• _Stored records_
· · ·

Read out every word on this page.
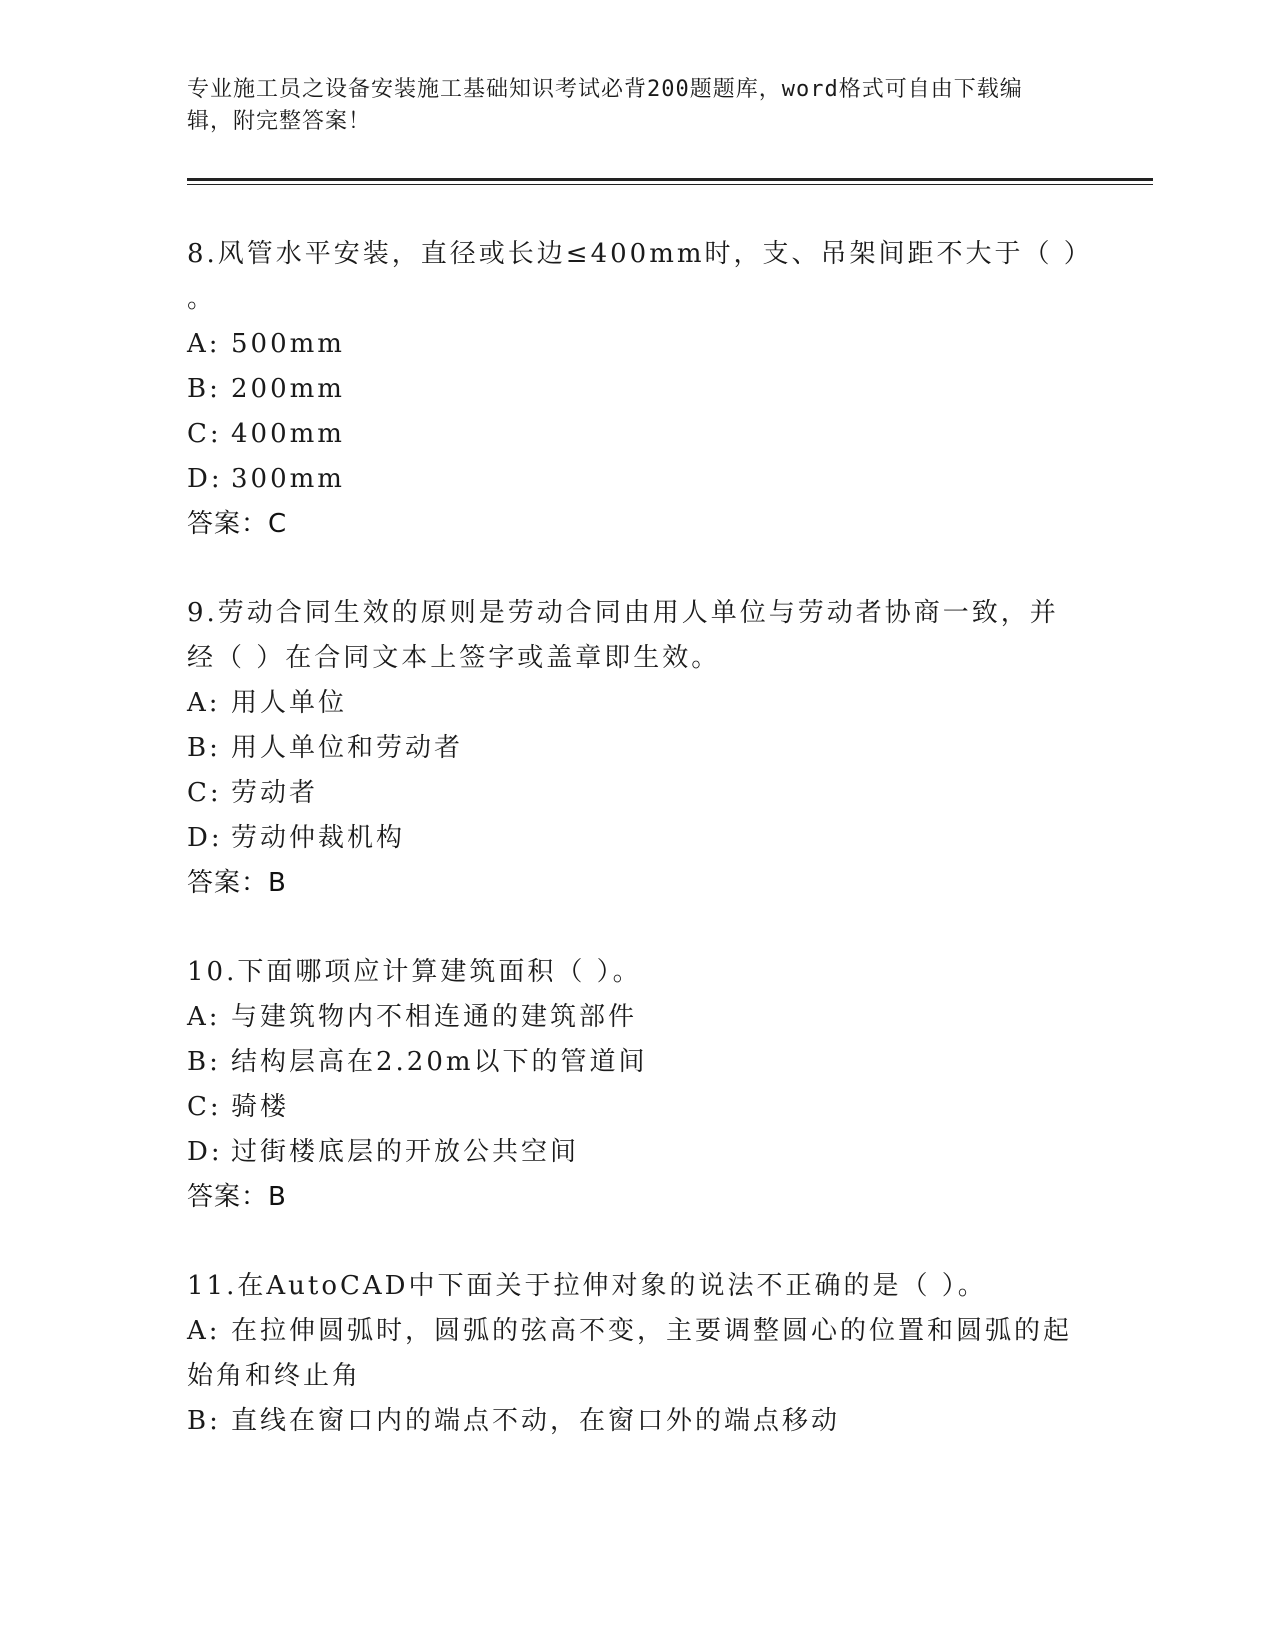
专业施工员之设备安装施工基础知识考试必背200题题库，word格式可自由下载编辑，附完整答案！

8.风管水平安装，直径或长边≤400mm时，支、吊架间距不大于（ ）

。

A: 500mm

B: 200mm

C: 400mm

D: 300mm

答案：C

9.劳动合同生效的原则是劳动合同由用人单位与劳动者协商一致，并经（ ）在合同文本上签字或盖章即生效。

A: 用人单位

B: 用人单位和劳动者

C: 劳动者

D: 劳动仲裁机构

答案：B

10.下面哪项应计算建筑面积（ ）。

A: 与建筑物内不相连通的建筑部件

B: 结构层高在2.20m以下的管道间

C: 骑楼

D: 过街楼底层的开放公共空间

答案：B

11.在AutoCAD中下面关于拉伸对象的说法不正确的是（ ）。

A: 在拉伸圆弧时，圆弧的弦高不变，主要调整圆心的位置和圆弧的起始角和终止角

B: 直线在窗口内的端点不动，在窗口外的端点移动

· · ·

Set each line of the records down exactly, leaving every picture out.

• _Solution to the exercise_
Read out every word on this page.
专业施工员之设备安装施工基础知识考试必背200题题库，word格式可自由下载编辑，附完整答案！

8.风管水平安装，直径或长边≤400mm时，支、吊架间距不大于（ ）

。

A: 500mm

B: 200mm

C: 400mm

D: 300mm

答案：C

9.劳动合同生效的原则是劳动合同由用人单位与劳动者协商一致，并经（ ）在合同文本上签字或盖章即生效。

A: 用人单位

B: 用人单位和劳动者

C: 劳动者

D: 劳动仲裁机构

答案：B

10.下面哪项应计算建筑面积（ ）。

A: 与建筑物内不相连通的建筑部件

B: 结构层高在2.20m以下的管道间

C: 骑楼

D: 过街楼底层的开放公共空间

答案：B

11.在AutoCAD中下面关于拉伸对象的说法不正确的是（ ）。

A: 在拉伸圆弧时，圆弧的弦高不变，主要调整圆心的位置和圆弧的起始角和终止角

B: 直线在窗口内的端点不动，在窗口外的端点移动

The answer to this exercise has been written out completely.